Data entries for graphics
══════════════════════════════

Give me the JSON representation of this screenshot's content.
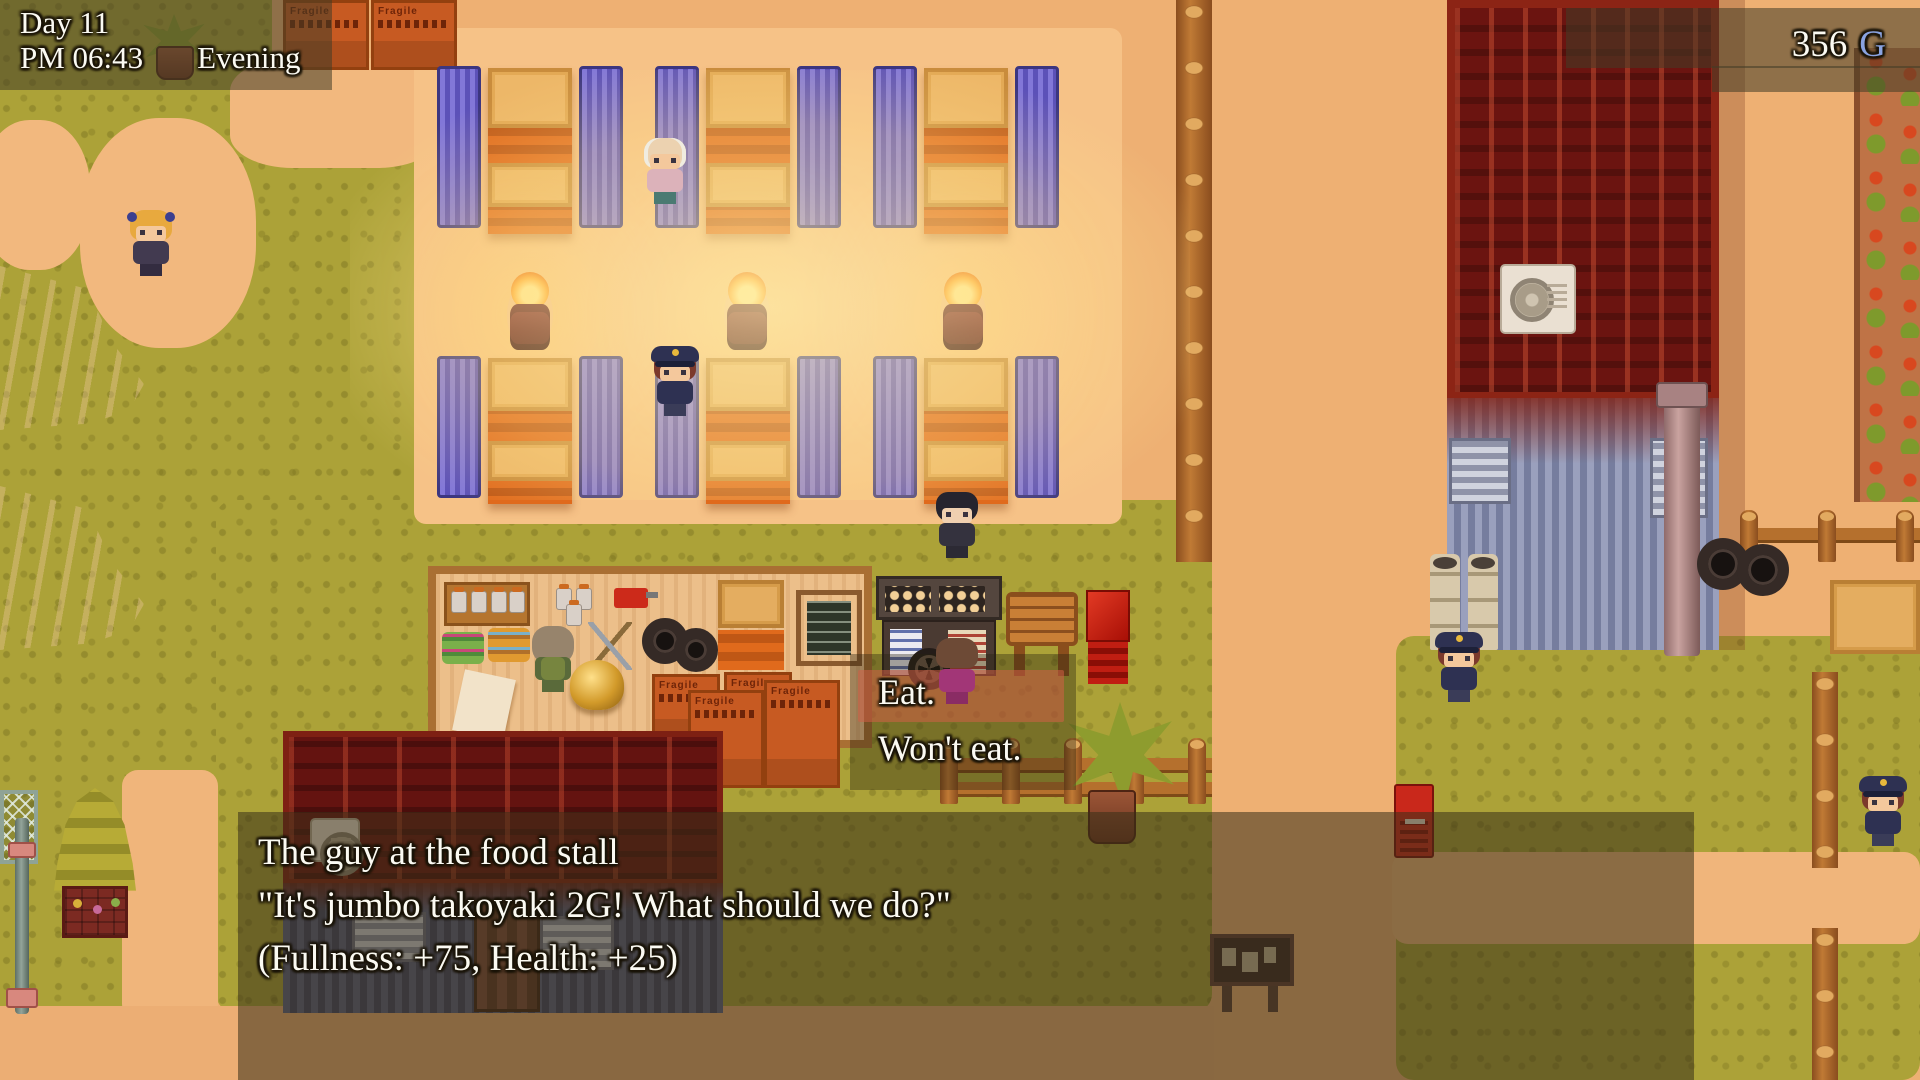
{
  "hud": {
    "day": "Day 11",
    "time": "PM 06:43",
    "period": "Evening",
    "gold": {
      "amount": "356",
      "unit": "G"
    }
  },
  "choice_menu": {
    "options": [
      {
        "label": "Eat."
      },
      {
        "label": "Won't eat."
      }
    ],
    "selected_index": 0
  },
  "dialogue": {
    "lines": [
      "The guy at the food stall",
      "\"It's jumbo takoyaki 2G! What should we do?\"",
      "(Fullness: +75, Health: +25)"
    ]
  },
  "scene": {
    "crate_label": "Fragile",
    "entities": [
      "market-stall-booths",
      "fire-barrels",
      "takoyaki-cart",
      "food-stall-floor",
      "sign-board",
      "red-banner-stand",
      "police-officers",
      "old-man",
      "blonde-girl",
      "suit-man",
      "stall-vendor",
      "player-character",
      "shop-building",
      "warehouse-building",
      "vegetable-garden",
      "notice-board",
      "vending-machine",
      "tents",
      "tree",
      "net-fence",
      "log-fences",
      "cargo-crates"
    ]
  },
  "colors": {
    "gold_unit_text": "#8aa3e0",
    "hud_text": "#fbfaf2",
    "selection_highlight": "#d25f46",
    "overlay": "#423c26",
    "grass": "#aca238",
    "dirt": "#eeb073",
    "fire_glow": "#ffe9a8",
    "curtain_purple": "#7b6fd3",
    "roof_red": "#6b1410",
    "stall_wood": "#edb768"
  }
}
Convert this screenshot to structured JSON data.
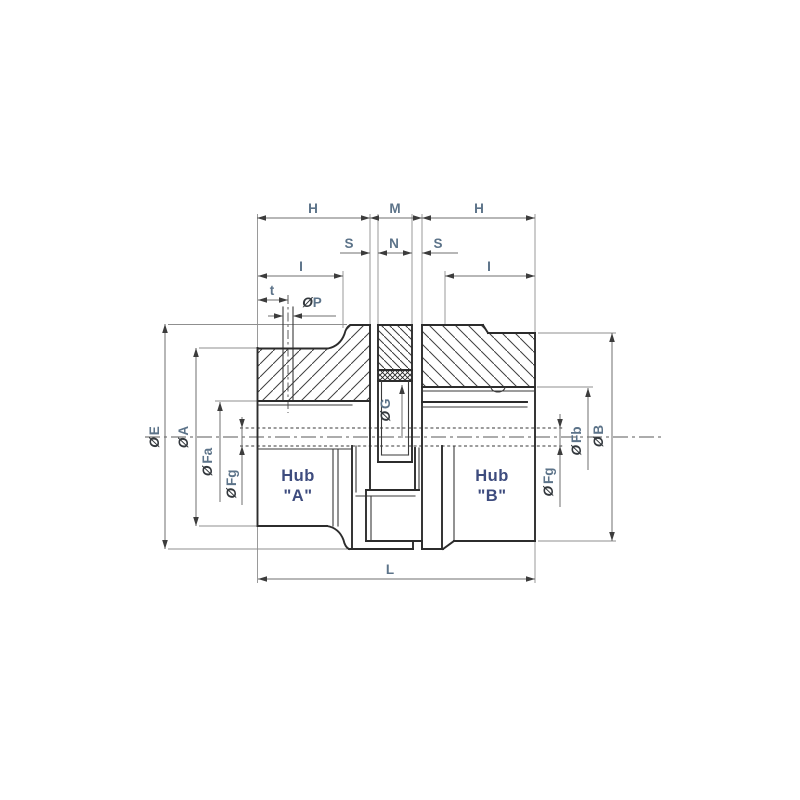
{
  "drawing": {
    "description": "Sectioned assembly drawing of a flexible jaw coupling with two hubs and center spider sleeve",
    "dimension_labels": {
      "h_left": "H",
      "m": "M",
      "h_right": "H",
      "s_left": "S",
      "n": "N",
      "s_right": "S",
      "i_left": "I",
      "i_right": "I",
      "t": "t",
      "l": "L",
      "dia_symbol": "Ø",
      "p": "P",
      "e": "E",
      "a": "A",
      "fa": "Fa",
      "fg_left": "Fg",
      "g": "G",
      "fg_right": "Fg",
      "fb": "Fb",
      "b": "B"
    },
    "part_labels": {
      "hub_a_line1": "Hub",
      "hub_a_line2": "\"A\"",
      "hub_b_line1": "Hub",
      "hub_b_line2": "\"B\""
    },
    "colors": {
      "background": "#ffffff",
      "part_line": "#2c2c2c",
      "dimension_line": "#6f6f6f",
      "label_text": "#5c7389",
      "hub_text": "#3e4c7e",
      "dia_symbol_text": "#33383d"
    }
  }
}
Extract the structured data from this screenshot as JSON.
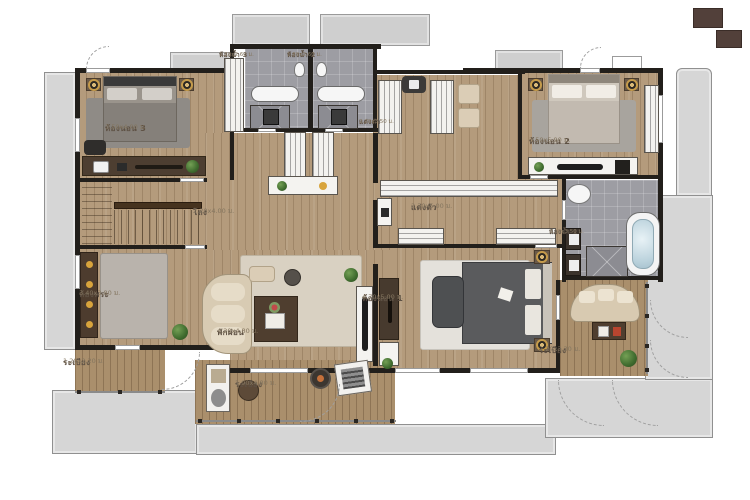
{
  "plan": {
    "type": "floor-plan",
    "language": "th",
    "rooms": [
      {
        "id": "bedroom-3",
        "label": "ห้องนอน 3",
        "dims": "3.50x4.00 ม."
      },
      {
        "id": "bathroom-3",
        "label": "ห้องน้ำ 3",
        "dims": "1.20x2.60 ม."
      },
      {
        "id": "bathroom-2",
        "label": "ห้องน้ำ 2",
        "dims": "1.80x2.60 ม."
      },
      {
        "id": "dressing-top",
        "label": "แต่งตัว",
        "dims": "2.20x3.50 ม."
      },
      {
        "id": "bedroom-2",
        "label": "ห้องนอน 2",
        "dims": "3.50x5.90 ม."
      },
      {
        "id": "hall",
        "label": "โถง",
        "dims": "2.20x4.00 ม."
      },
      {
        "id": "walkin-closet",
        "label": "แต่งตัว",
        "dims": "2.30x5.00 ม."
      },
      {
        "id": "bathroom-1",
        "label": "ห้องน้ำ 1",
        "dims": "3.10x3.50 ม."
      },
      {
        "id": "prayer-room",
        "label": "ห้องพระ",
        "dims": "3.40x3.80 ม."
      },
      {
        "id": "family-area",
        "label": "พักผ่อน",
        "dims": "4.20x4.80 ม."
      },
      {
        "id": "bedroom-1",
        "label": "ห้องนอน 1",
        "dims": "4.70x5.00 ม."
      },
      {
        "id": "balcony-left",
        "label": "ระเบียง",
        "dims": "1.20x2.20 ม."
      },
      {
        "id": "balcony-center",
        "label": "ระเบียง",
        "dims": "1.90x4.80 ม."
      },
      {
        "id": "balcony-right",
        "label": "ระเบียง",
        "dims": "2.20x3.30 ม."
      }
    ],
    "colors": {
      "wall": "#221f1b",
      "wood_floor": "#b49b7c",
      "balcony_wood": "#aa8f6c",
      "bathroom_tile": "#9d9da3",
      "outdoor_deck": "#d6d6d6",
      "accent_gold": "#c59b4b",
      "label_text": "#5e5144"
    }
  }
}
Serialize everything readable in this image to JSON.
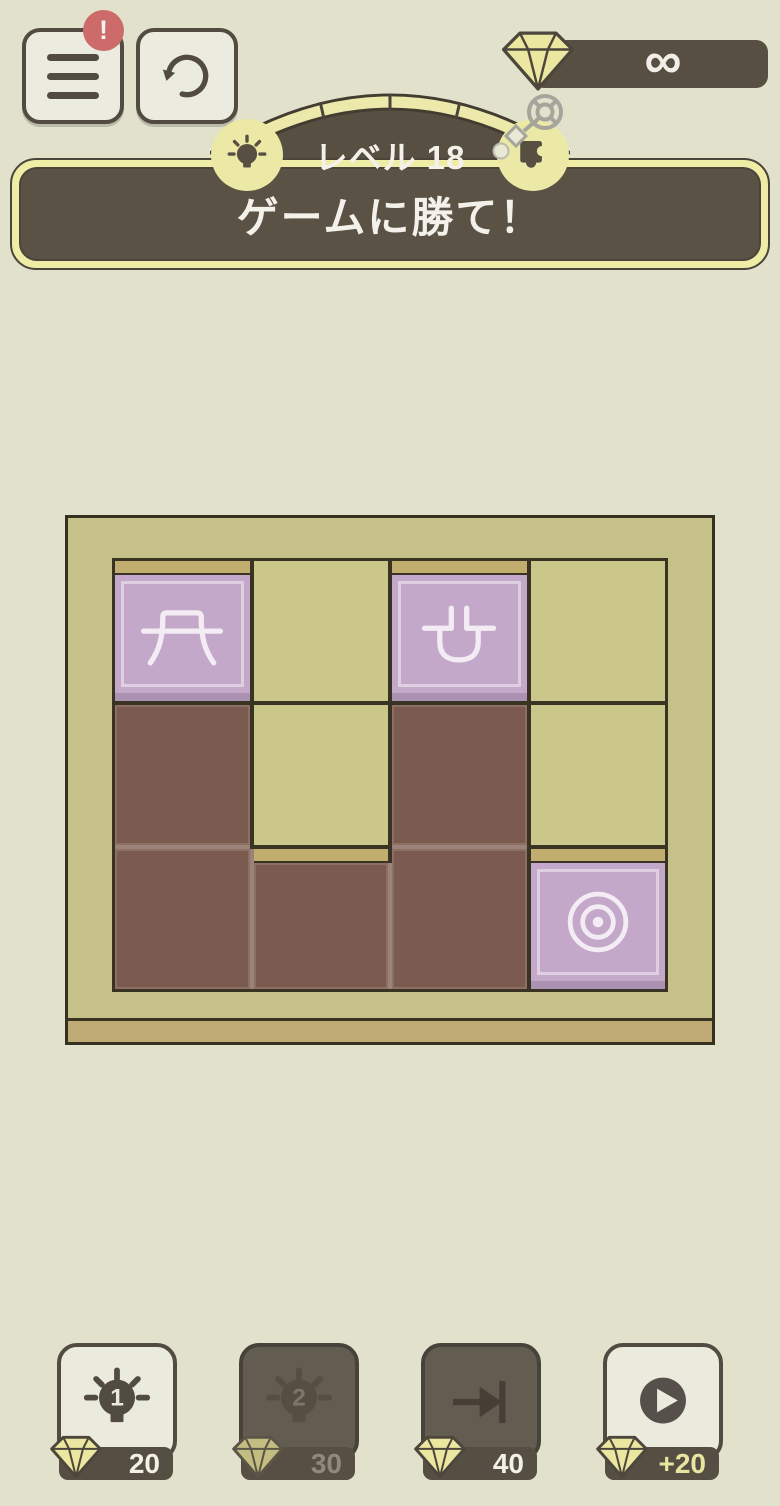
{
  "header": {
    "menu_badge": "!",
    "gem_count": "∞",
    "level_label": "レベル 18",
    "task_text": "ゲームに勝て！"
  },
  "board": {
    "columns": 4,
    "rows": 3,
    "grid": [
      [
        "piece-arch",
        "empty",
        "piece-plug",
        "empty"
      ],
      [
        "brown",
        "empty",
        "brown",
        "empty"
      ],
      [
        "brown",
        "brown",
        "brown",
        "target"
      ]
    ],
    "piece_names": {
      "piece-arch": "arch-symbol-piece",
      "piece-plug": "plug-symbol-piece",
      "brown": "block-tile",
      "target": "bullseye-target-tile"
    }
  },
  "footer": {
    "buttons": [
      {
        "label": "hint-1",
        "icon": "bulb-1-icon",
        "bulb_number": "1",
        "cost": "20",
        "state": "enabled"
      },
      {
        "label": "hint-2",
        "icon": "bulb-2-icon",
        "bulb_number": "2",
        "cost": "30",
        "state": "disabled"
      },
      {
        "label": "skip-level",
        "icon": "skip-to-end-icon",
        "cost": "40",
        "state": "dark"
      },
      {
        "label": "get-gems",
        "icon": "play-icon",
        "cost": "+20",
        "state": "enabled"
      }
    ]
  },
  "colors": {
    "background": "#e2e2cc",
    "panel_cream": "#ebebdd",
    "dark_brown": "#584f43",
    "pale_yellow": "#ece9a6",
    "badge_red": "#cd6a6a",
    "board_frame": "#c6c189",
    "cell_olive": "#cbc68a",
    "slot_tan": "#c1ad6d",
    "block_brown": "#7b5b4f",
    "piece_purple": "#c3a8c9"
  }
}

══════════════════════════════

> Stated exercise:
Look above for every line with the word "screenshot" and copy it.

> Result for this exercise:
Give me the JSON representation of this screenshot's content.
Convert this screenshot to structured JSON data.
Extract the structured data from this screenshot as JSON.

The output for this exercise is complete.